→ **Task statement**
Transcribe each record below word for word.

→ **Data provided**

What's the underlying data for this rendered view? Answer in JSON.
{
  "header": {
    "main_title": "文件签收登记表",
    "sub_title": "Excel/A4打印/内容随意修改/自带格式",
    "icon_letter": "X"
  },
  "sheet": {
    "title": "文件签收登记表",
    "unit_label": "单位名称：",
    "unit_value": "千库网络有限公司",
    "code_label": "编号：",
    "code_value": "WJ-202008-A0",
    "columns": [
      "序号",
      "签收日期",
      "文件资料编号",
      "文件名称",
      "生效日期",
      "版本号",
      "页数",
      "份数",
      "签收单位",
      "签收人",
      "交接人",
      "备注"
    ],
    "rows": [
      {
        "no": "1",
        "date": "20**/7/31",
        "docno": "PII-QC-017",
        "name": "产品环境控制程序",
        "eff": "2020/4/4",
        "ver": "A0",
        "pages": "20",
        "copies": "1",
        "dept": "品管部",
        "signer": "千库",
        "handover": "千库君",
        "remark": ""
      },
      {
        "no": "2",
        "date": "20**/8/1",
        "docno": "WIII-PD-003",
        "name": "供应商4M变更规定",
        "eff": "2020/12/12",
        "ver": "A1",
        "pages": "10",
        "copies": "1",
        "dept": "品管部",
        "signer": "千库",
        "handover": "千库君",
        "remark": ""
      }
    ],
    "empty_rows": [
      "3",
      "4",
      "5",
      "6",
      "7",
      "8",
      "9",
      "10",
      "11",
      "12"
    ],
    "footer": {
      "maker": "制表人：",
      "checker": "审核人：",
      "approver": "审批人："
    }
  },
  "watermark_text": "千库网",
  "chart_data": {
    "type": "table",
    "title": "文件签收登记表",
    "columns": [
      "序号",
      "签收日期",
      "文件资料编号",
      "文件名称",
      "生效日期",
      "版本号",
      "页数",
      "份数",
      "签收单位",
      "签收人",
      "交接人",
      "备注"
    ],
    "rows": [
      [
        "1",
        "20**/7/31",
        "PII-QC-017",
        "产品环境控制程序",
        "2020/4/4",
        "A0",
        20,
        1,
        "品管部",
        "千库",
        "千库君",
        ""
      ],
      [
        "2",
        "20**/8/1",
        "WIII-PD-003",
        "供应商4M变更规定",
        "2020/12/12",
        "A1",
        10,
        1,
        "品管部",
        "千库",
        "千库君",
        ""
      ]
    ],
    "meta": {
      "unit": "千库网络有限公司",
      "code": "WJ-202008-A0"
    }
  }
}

→ **Finished task**
What's the underlying data for this rendered view? Answer in JSON.
{
  "header": {
    "main_title": "文件签收登记表",
    "sub_title": "Excel/A4打印/内容随意修改/自带格式",
    "icon_letter": "X"
  },
  "sheet": {
    "title": "文件签收登记表",
    "unit_label": "单位名称：",
    "unit_value": "千库网络有限公司",
    "code_label": "编号：",
    "code_value": "WJ-202008-A0",
    "columns": [
      "序号",
      "签收日期",
      "文件资料编号",
      "文件名称",
      "生效日期",
      "版本号",
      "页数",
      "份数",
      "签收单位",
      "签收人",
      "交接人",
      "备注"
    ],
    "rows": [
      {
        "no": "1",
        "date": "20**/7/31",
        "docno": "PII-QC-017",
        "name": "产品环境控制程序",
        "eff": "2020/4/4",
        "ver": "A0",
        "pages": "20",
        "copies": "1",
        "dept": "品管部",
        "signer": "千库",
        "handover": "千库君",
        "remark": ""
      },
      {
        "no": "2",
        "date": "20**/8/1",
        "docno": "WIII-PD-003",
        "name": "供应商4M变更规定",
        "eff": "2020/12/12",
        "ver": "A1",
        "pages": "10",
        "copies": "1",
        "dept": "品管部",
        "signer": "千库",
        "handover": "千库君",
        "remark": ""
      }
    ],
    "empty_rows": [
      "3",
      "4",
      "5",
      "6",
      "7",
      "8",
      "9",
      "10",
      "11",
      "12"
    ],
    "footer": {
      "maker": "制表人：",
      "checker": "审核人：",
      "approver": "审批人："
    }
  },
  "watermark_text": "千库网",
  "chart_data": {
    "type": "table",
    "title": "文件签收登记表",
    "columns": [
      "序号",
      "签收日期",
      "文件资料编号",
      "文件名称",
      "生效日期",
      "版本号",
      "页数",
      "份数",
      "签收单位",
      "签收人",
      "交接人",
      "备注"
    ],
    "rows": [
      [
        "1",
        "20**/7/31",
        "PII-QC-017",
        "产品环境控制程序",
        "2020/4/4",
        "A0",
        20,
        1,
        "品管部",
        "千库",
        "千库君",
        ""
      ],
      [
        "2",
        "20**/8/1",
        "WIII-PD-003",
        "供应商4M变更规定",
        "2020/12/12",
        "A1",
        10,
        1,
        "品管部",
        "千库",
        "千库君",
        ""
      ]
    ],
    "meta": {
      "unit": "千库网络有限公司",
      "code": "WJ-202008-A0"
    }
  }
}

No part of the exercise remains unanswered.